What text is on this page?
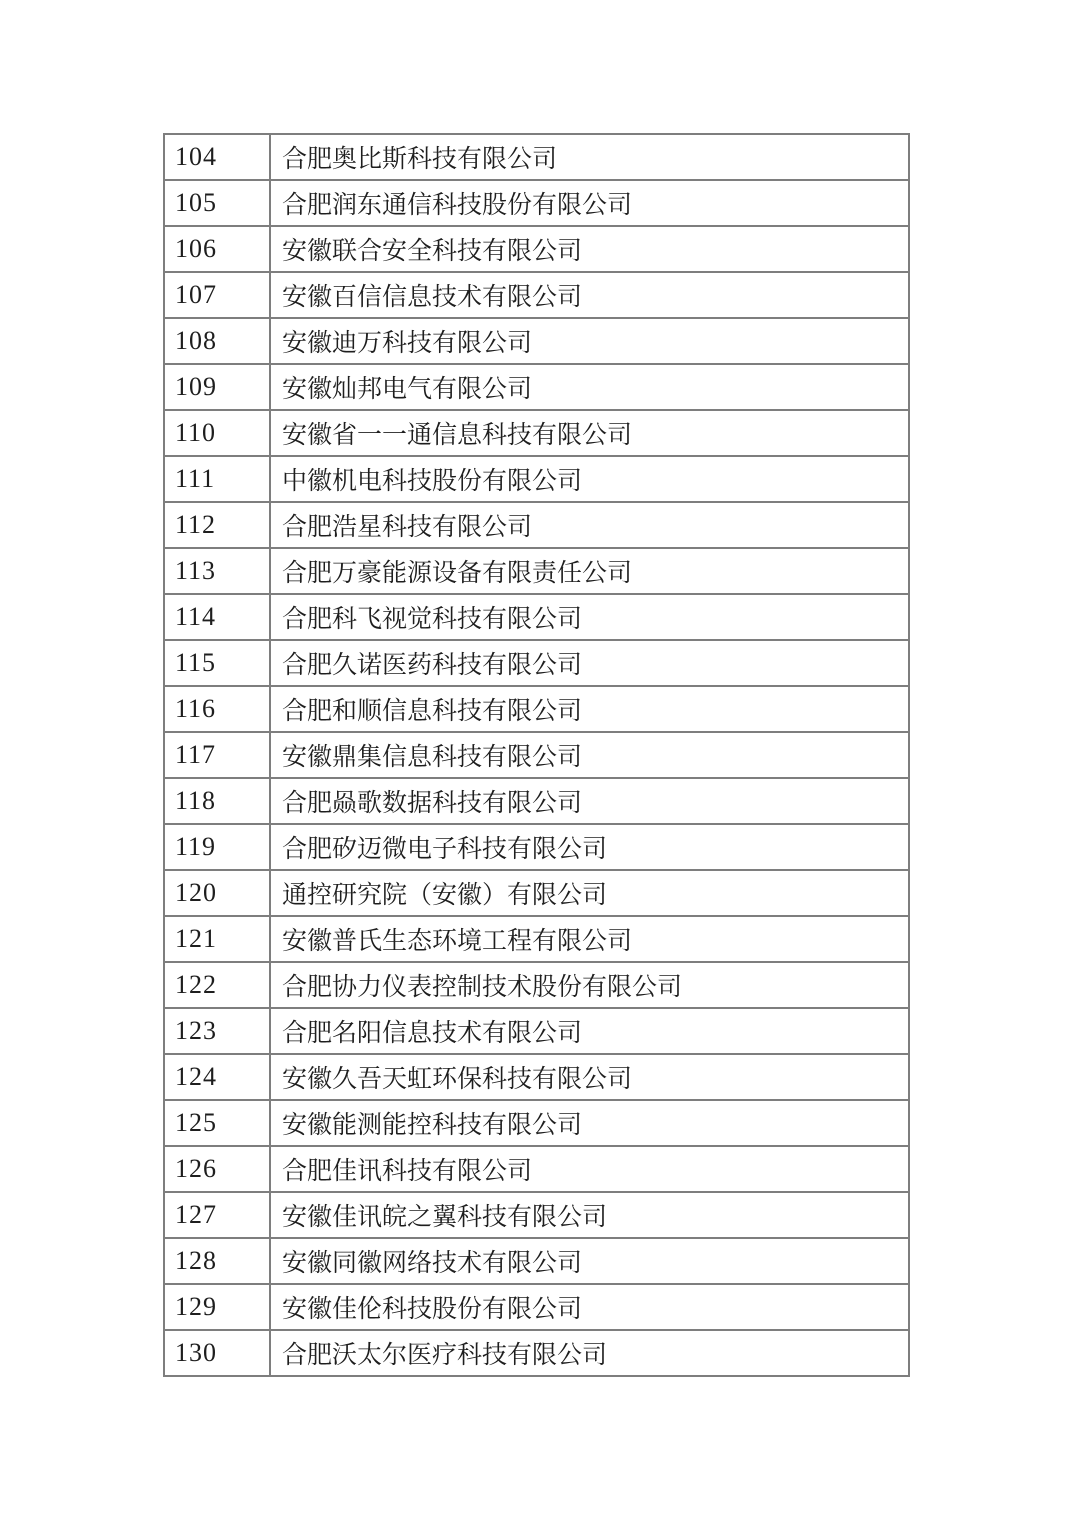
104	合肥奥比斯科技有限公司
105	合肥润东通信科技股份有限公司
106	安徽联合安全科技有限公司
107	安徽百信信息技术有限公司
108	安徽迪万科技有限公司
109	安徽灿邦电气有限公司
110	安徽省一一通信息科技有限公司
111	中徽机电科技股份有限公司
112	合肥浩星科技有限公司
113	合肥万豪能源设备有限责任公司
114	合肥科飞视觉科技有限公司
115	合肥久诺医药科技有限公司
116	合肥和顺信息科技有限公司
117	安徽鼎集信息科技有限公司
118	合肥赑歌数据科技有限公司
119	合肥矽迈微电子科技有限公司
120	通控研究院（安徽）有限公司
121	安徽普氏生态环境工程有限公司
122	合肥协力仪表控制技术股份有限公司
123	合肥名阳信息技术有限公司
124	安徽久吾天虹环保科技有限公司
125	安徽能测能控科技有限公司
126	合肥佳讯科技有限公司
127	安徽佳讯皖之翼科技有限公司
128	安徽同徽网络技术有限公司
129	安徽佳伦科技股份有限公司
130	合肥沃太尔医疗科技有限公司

○ ○ ○

» **Directions for this task**
Omitting all images, retype each line of the records precisely.

» **Expected answer**
What text is on this page?
104	合肥奥比斯科技有限公司
105	合肥润东通信科技股份有限公司
106	安徽联合安全科技有限公司
107	安徽百信信息技术有限公司
108	安徽迪万科技有限公司
109	安徽灿邦电气有限公司
110	安徽省一一通信息科技有限公司
111	中徽机电科技股份有限公司
112	合肥浩星科技有限公司
113	合肥万豪能源设备有限责任公司
114	合肥科飞视觉科技有限公司
115	合肥久诺医药科技有限公司
116	合肥和顺信息科技有限公司
117	安徽鼎集信息科技有限公司
118	合肥赑歌数据科技有限公司
119	合肥矽迈微电子科技有限公司
120	通控研究院（安徽）有限公司
121	安徽普氏生态环境工程有限公司
122	合肥协力仪表控制技术股份有限公司
123	合肥名阳信息技术有限公司
124	安徽久吾天虹环保科技有限公司
125	安徽能测能控科技有限公司
126	合肥佳讯科技有限公司
127	安徽佳讯皖之翼科技有限公司
128	安徽同徽网络技术有限公司
129	安徽佳伦科技股份有限公司
130	合肥沃太尔医疗科技有限公司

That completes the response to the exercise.